● TESTO CITATO:
--
Secondo noi una delle prime cose da fare è prendere parola collettivamente, come classe. Avete fatto caso che tutti (padroni, economisti, giornalisti, politici, dirigenti sindacali) stanno parlando dell’articolo 18, tranne noi, gli unici che subiranno queste misure?

Non solo: in questi mesi la voce dei lavoratori è stata fatta sparire. Il nostro primo compito è di farla sentire, di portarla nel dibattito pubblico. Sia per fare arrivare il messaggio alla nostra controparte, per dirgli che non siamo addormentati e cercare di spaventarli un po’ (in fondo sono codardi…). Sia per fare pressione sulle dirigenze locali dei sindacati e fargli capire che sull’articolo 18 devono fare casino. Se iniziamo a dire chiaro e tondo quello che ne pensiamo, altri lavoratori prenderanno coraggio e ci seguiranno!
--
● ESERCIZIO ASSEGNATO 1:
Rispondi a queste domande sul testo dedicato all'articolo 18.
(a) Quali soggetti, secondo il testo, stanno parlando dell'articolo 18?
(b) Che cosa è successo alla voce dei lavoratori in questi mesi?
(c) Su chi si vuole fare pressione perché sull'articolo 18 "devono fare casino"?
● ESERCIZIO ASSEGNATO 2: Prosegui il testo sull'articolo 18 a partire dalla sua ultima frase.

● DATI FORNITI:
--
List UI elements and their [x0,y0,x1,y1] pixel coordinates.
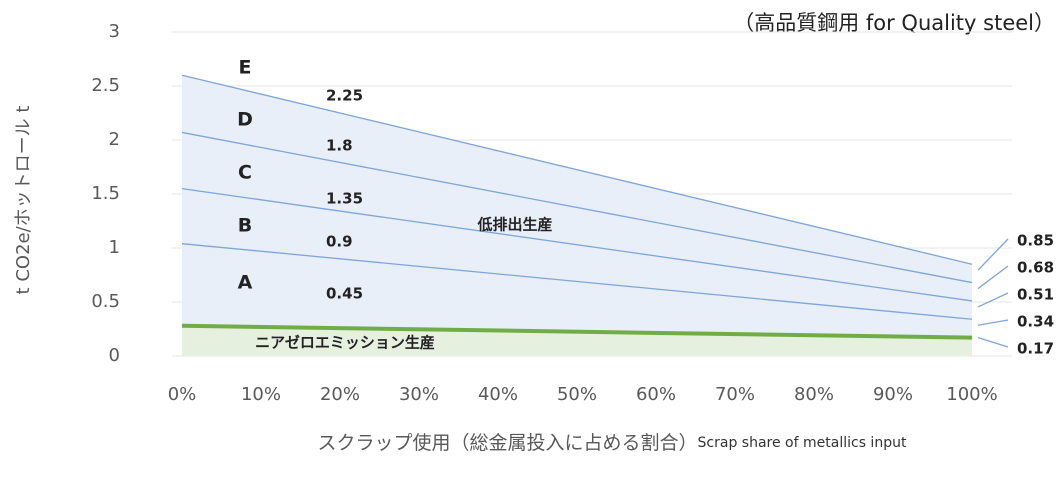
--
● RISPOSTA SCRITTA 1:
(a) Padroni, economisti, giornalisti, politici e dirigenti sindacali: tutti tranne i lavoratori.
(b) È stata fatta sparire.
(c) Sulle dirigenze locali dei sindacati.

● RISPOSTA SCRITTA 2:
Anche per questo vogliamo mettere su (in brevissimo tempo) una videoinchiesta che faccia sentire la voce dei lavoratori. Perciò chiediamo a tutti voi semplicemente di farvi intervistare. Dovrete rispondere ad una semplice domanda: cosa ne pensate dell’attacco all’articolo 18? Potete anche mandarci brevi messaggi tramite mail o su FB, noi pubblicheremo tutto. Una volta terminata questa videoinchiesta, che speriamo sia ripresa in tutta Italia, la faremo girare ovunque, su tutti i canali che troviamo, per rompere questo muro di silenzio. Per mettere in campo con tutti quelli che ci stanno una serie di iniziative di confronto e di lotta che sappiano coinvolgere la maggior parte della popolazione.

 

Presto, perché di tempo ce n’è rimasto poco…

Ma li abbiamo sconfitti già una volta possiamo farlo ancora!

 

EAT THE RICH – MAGNAMMECE O’ PADRONE!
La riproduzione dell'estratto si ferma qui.